PROBLEM
Copy out each line of the material below that holds the string "capacitor".

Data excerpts
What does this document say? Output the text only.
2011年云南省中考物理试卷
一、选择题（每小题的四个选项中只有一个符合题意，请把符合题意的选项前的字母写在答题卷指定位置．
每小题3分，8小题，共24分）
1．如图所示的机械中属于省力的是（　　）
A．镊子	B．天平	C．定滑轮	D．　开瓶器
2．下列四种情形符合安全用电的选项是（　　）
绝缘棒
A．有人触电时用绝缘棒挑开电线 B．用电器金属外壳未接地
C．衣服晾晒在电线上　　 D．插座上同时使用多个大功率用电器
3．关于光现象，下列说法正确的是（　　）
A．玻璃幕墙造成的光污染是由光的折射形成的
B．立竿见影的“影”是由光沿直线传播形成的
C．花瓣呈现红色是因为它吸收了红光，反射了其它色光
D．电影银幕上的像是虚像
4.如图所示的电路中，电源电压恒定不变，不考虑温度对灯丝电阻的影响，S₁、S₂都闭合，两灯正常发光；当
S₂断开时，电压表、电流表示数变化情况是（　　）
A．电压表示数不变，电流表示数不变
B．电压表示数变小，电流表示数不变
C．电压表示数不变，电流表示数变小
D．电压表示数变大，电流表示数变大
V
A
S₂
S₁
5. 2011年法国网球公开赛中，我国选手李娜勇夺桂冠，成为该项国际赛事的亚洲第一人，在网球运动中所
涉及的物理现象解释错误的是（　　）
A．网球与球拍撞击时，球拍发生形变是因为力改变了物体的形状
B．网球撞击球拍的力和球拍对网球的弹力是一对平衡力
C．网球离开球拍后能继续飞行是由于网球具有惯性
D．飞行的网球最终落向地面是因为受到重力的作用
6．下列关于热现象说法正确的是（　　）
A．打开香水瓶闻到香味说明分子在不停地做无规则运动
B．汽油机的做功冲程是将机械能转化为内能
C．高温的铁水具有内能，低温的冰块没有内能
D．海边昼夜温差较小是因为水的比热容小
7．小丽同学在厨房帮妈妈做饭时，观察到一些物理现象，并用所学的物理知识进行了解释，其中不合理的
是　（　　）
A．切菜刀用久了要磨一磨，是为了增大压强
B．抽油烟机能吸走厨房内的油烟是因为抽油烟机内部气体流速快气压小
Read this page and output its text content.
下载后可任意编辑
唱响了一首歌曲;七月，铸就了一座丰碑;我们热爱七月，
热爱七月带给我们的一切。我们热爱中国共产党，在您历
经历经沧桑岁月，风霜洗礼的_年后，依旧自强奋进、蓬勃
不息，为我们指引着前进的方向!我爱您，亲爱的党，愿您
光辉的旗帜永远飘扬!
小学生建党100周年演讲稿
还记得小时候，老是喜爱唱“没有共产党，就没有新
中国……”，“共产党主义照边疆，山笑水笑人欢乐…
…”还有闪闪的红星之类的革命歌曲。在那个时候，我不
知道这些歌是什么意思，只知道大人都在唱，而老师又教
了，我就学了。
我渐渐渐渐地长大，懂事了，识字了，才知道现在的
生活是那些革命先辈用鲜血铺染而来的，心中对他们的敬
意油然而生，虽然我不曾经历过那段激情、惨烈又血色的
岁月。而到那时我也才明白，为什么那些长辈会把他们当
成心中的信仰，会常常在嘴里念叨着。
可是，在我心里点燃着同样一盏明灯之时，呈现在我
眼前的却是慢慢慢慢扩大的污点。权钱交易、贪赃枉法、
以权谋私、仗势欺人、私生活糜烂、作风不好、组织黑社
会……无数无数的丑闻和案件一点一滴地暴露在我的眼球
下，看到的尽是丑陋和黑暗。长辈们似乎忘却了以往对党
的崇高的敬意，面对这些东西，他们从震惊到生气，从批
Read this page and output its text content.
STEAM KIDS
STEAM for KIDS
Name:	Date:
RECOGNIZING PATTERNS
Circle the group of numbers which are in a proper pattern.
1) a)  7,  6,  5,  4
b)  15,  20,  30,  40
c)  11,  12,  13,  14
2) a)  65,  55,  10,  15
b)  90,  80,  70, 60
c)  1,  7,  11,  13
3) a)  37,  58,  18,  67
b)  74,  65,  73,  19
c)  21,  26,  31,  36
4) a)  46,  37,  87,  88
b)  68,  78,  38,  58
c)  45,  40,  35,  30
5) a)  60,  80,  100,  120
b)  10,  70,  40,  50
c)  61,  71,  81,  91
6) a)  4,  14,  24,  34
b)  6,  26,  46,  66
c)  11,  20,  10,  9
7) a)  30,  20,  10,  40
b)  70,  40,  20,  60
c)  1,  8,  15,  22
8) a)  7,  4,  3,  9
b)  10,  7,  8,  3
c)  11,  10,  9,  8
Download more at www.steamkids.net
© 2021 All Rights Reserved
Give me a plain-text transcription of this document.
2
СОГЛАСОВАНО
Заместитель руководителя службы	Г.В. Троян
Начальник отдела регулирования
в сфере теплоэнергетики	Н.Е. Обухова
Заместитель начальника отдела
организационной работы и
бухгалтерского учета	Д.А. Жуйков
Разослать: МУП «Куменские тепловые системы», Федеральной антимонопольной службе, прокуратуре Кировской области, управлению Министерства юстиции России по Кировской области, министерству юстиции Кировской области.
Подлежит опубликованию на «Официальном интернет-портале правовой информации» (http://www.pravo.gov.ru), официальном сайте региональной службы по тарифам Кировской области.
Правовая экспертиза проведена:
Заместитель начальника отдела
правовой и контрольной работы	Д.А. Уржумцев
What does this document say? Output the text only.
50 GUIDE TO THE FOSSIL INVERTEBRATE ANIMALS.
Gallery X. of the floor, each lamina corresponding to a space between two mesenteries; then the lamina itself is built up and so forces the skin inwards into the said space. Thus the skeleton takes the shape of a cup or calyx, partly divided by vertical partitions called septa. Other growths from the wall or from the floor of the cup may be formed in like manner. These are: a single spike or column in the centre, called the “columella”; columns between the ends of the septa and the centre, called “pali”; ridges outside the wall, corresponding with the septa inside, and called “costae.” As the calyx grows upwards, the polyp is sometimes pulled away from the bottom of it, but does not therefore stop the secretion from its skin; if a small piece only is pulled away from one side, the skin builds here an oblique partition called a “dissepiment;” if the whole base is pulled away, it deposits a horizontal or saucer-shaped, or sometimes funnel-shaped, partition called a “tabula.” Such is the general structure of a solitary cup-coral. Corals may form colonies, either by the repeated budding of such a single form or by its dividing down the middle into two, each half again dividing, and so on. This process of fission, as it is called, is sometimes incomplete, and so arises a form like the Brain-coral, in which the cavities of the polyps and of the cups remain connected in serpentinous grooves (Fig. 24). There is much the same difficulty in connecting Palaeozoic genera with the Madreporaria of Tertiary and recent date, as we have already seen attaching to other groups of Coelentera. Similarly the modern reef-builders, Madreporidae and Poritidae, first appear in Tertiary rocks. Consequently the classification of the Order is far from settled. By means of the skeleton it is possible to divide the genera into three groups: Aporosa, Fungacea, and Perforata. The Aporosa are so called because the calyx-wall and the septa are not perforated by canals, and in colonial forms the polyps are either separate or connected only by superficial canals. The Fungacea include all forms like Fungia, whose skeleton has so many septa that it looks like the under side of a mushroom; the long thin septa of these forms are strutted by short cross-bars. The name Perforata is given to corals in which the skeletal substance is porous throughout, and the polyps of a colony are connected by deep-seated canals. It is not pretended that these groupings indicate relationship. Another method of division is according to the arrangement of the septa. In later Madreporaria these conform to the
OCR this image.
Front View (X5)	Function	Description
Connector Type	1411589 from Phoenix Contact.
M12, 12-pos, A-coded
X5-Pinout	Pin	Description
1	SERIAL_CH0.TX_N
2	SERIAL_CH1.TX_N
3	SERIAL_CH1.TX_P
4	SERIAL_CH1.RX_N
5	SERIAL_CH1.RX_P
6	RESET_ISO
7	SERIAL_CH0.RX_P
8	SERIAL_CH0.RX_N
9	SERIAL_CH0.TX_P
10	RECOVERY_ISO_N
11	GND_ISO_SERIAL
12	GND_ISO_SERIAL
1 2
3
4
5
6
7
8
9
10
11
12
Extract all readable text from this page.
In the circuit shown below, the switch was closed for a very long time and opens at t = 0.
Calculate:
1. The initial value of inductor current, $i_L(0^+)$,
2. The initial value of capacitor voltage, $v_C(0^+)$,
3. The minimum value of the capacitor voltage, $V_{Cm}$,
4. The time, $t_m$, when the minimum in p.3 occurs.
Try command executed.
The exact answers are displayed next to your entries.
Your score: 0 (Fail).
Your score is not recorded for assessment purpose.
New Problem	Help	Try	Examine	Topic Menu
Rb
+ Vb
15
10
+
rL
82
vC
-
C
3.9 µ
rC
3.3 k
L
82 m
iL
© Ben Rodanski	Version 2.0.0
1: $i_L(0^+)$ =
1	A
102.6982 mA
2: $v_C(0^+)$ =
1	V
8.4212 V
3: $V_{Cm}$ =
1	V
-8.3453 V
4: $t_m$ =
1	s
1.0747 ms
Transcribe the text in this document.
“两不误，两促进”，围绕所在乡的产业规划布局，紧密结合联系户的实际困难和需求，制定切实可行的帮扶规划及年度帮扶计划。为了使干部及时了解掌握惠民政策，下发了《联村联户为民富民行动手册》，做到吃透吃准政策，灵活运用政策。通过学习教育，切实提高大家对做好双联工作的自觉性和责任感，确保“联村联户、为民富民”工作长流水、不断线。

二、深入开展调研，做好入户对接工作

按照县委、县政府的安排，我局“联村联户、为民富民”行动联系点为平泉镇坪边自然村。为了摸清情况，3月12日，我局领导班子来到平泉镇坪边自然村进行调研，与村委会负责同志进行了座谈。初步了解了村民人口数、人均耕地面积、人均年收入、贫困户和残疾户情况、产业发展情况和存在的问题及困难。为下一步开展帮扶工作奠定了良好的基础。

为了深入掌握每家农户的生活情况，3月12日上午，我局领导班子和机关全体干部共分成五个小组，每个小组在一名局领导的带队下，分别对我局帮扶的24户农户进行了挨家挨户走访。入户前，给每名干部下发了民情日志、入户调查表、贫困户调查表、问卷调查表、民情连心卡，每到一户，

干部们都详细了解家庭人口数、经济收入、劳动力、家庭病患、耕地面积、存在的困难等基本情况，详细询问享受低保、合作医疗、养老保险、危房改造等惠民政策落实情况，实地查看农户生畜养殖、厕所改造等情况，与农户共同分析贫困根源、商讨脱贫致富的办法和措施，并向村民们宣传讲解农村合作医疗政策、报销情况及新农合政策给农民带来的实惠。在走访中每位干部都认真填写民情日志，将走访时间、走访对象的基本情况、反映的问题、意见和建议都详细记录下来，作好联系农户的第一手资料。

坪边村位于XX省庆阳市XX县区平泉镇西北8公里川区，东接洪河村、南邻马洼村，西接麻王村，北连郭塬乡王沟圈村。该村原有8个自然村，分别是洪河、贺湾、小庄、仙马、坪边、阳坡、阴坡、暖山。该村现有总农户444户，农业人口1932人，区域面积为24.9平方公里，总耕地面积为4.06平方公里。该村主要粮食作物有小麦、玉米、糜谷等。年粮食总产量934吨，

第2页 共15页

FINISHED ANSWER
2. The initial value of capacitor voltage, $v_C(0^+)$,
3. The minimum value of the capacitor voltage, $V_{Cm}$,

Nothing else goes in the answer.